__Records for processing__:
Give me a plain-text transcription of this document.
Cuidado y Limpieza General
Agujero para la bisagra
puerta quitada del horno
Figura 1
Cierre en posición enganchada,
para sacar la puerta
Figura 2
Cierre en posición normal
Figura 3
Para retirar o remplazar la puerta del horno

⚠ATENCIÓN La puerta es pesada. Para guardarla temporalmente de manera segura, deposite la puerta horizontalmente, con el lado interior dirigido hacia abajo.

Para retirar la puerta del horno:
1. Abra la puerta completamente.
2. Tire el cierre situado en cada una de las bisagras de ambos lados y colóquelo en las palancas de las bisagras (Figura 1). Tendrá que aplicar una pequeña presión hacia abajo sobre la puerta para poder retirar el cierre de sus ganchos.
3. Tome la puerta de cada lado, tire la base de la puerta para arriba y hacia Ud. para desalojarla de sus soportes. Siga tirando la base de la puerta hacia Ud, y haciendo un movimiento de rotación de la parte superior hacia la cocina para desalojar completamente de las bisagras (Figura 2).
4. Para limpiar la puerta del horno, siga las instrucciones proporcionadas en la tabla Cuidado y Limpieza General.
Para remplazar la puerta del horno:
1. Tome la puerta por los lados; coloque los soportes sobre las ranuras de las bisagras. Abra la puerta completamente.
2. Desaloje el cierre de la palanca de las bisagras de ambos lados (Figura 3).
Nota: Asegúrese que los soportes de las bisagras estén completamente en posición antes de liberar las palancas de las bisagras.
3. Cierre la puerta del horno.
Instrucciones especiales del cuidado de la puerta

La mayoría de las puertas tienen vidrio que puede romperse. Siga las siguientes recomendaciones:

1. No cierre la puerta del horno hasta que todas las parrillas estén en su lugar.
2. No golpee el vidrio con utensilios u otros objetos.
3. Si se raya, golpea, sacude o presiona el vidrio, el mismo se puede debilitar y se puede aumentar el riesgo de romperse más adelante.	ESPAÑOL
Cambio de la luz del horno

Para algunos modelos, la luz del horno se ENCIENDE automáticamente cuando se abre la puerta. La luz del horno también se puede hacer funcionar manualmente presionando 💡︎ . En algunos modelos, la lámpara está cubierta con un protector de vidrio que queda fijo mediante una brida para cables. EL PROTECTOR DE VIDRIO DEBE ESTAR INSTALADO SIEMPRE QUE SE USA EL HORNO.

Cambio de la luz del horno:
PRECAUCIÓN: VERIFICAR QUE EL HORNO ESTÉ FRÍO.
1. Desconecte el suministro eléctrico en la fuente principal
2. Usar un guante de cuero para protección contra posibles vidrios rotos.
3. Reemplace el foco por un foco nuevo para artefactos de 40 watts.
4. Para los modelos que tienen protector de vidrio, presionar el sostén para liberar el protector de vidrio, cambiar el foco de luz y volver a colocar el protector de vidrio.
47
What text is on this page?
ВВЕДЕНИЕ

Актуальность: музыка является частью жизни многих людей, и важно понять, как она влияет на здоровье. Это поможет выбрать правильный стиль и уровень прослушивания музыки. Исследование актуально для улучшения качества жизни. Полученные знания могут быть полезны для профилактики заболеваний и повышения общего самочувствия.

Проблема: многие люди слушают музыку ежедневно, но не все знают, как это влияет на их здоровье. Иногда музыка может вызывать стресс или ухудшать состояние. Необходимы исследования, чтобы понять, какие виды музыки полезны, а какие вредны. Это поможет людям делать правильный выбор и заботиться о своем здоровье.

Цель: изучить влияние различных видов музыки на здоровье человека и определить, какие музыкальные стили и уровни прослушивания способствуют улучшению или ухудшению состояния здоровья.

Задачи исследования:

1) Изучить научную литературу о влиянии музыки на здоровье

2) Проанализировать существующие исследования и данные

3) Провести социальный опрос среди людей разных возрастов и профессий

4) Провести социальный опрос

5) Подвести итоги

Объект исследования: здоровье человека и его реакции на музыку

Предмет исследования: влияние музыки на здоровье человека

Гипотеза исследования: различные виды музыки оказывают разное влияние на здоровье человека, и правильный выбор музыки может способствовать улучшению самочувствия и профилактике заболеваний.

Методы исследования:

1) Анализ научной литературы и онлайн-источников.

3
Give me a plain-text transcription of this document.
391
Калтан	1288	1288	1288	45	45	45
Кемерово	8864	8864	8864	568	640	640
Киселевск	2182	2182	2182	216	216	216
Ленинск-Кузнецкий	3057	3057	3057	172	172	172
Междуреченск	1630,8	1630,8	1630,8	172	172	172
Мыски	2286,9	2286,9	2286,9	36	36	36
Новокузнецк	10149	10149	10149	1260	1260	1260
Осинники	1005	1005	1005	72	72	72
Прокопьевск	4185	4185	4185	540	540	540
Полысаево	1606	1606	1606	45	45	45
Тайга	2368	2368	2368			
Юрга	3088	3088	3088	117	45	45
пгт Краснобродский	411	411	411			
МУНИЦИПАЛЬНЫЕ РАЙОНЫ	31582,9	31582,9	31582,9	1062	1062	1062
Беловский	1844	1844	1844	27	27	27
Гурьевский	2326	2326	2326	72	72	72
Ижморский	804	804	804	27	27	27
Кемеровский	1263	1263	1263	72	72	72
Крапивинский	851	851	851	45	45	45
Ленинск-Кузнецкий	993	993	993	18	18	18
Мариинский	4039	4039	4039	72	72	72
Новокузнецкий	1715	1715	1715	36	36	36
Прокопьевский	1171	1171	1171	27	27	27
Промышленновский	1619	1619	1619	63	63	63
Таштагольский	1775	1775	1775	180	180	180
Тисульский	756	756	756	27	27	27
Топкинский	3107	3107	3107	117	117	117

__Challenge__: Scan the listing above. Gather each line that contains the word "cada".

__Solution for this task__:
2. Tire el cierre situado en cada una de las bisagras de ambos lados y colóquelo en las palancas de las bisagras (Figura 1). Tendrá que aplicar una pequeña presión hacia abajo sobre la puerta para poder retirar el cierre de sus ganchos.
3. Tome la puerta de cada lado, tire la base de la puerta para arriba y hacia Ud. para desalojarla de sus soportes. Siga tirando la base de la puerta hacia Ud, y haciendo un movimiento de rotación de la parte superior hacia la cocina para desalojar completamente de las bisagras (Figura 2).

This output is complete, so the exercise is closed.